§ Stated goal:
Pull out every line below that holds the word "TéLéCHARGEMENTS".
-- start Extracted entries --
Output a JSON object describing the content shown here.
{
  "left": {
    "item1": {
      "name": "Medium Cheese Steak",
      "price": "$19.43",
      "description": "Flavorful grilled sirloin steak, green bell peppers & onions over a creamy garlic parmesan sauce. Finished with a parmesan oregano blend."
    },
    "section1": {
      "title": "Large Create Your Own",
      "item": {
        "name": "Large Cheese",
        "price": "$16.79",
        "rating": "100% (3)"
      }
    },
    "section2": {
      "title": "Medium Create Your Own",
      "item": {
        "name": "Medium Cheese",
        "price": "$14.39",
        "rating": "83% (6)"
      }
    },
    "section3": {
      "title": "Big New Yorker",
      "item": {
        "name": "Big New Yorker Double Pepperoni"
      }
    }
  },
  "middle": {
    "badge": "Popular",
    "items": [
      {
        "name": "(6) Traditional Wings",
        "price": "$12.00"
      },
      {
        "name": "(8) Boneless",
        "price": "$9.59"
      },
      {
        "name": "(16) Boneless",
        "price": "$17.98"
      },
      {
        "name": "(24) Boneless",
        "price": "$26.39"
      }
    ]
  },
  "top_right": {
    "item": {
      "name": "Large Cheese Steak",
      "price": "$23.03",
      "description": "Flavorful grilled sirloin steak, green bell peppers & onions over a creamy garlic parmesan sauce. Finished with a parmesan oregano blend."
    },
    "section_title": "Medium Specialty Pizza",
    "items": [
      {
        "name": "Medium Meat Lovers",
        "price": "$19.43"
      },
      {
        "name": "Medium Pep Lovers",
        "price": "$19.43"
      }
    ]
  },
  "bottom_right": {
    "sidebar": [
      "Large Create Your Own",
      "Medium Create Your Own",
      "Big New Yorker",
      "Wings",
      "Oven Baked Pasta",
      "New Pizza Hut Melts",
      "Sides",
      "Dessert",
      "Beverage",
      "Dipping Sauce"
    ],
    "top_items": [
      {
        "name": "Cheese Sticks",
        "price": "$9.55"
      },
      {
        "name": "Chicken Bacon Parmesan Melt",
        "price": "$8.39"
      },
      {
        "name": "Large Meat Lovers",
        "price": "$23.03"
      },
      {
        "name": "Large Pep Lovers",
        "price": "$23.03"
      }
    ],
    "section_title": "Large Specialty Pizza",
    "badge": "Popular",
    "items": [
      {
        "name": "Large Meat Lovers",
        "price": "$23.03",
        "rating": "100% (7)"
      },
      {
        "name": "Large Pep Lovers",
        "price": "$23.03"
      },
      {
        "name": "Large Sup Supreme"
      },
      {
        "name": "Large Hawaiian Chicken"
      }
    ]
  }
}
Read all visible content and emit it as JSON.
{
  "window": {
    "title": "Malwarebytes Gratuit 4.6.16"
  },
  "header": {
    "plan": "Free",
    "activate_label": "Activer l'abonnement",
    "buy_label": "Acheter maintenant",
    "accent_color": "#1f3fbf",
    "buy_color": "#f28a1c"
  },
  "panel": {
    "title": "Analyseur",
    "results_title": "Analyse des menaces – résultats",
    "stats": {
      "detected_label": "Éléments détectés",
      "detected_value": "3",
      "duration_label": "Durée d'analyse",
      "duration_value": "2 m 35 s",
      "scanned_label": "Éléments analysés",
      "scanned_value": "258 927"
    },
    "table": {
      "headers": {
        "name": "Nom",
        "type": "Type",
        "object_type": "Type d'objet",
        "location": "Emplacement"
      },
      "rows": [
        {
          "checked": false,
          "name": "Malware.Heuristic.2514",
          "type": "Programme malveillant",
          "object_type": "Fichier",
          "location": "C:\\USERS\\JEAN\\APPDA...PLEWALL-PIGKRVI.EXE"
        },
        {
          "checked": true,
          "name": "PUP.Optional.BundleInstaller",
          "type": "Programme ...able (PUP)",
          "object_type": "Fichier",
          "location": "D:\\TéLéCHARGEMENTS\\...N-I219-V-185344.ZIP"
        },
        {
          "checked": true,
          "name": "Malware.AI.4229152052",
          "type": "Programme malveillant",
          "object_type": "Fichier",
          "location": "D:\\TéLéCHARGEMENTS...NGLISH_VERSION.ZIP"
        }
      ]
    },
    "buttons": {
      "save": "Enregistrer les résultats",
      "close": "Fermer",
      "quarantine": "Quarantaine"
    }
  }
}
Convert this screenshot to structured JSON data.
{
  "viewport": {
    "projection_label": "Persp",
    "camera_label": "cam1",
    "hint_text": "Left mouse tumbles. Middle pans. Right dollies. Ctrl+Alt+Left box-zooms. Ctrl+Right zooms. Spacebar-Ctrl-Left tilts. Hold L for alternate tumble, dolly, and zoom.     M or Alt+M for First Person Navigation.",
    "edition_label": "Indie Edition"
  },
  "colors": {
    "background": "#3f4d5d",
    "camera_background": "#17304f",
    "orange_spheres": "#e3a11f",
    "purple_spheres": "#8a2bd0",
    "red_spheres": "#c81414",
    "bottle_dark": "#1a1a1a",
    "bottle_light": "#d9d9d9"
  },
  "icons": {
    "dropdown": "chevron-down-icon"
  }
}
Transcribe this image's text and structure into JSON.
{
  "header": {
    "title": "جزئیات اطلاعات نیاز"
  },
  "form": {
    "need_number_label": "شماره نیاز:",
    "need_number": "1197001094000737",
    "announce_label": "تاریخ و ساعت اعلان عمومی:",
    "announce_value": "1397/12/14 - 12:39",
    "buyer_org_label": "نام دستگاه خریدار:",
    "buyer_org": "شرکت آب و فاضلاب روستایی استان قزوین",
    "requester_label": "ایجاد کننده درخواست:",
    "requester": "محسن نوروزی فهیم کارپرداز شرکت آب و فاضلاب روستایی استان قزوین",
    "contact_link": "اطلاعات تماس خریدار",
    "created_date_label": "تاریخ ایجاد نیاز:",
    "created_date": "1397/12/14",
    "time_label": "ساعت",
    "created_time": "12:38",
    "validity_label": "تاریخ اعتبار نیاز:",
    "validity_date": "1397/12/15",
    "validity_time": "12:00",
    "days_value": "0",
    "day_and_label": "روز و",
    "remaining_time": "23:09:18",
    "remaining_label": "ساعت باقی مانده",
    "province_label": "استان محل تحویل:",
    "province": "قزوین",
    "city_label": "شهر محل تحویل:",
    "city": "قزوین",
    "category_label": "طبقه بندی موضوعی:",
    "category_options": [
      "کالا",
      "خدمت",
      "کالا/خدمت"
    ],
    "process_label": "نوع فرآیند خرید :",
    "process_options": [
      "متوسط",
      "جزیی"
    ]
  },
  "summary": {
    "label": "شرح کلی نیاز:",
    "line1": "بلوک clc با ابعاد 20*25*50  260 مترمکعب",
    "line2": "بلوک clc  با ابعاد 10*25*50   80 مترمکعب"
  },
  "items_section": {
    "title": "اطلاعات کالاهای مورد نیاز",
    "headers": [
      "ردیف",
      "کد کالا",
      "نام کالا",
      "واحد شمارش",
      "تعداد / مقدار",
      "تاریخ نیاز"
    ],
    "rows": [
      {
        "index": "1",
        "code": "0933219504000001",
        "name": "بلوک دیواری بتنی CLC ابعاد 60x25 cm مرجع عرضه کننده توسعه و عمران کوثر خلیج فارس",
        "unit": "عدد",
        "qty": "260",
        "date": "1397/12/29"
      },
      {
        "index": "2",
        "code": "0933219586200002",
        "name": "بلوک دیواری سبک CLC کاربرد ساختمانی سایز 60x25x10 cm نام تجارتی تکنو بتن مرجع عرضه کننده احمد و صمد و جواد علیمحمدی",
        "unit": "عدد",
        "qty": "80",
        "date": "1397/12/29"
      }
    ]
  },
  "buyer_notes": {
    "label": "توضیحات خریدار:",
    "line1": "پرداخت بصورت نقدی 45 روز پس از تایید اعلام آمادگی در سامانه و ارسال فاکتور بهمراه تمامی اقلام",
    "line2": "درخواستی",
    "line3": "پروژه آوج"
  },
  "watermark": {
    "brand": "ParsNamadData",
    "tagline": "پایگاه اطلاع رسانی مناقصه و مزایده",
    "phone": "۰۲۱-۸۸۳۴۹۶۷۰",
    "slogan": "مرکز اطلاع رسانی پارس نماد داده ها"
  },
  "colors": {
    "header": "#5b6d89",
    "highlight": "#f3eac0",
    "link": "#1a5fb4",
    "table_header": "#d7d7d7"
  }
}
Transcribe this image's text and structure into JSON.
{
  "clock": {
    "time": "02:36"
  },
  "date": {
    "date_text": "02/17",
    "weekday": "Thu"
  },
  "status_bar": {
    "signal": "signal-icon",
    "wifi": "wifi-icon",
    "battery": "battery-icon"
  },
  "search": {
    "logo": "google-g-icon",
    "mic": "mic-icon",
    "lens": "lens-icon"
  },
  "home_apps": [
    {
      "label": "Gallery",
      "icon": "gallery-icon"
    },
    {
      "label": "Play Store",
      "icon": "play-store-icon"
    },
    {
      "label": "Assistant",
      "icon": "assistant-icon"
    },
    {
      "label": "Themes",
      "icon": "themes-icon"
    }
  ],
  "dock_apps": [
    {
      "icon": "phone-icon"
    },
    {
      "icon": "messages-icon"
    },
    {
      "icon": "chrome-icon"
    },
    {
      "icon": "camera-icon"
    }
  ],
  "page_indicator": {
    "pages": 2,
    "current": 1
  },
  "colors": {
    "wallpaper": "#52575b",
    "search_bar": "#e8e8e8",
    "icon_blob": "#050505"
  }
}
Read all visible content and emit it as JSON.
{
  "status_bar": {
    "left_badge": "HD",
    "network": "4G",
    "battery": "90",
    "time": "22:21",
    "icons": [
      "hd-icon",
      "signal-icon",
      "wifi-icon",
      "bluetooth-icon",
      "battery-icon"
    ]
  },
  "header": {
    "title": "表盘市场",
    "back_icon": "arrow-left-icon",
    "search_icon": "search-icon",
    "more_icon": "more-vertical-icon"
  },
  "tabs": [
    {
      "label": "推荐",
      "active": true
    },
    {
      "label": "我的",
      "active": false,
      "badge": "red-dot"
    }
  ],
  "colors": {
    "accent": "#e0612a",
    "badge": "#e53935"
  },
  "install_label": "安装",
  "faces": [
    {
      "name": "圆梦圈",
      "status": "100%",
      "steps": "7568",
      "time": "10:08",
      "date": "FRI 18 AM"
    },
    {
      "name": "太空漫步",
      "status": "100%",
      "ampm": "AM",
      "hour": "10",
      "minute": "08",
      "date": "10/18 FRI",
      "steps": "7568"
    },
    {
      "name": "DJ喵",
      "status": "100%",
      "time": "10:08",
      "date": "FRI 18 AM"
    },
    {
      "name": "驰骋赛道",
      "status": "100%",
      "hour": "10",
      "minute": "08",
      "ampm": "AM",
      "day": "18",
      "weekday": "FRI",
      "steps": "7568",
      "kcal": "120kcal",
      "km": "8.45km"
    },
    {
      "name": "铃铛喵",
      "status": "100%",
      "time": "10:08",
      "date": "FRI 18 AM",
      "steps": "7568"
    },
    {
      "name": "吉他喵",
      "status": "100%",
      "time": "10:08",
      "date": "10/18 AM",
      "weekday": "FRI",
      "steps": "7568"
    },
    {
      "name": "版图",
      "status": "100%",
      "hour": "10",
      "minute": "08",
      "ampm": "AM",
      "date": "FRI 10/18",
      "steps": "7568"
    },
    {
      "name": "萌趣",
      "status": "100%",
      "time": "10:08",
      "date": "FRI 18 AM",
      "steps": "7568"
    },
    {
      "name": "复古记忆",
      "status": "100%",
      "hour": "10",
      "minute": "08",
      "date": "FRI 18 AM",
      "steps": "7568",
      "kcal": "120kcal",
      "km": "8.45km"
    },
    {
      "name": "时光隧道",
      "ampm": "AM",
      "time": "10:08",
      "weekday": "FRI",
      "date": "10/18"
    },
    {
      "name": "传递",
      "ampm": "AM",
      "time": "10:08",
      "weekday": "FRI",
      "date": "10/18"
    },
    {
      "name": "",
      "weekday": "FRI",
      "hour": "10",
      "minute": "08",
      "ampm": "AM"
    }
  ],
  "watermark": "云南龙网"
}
-- end Extracted entries --
§ Finished exercise:
          "location": "D:\\TéLéCHARGEMENTS\\...N-I219-V-185344.ZIP"
          "location": "D:\\TéLéCHARGEMENTS...NGLISH_VERSION.ZIP"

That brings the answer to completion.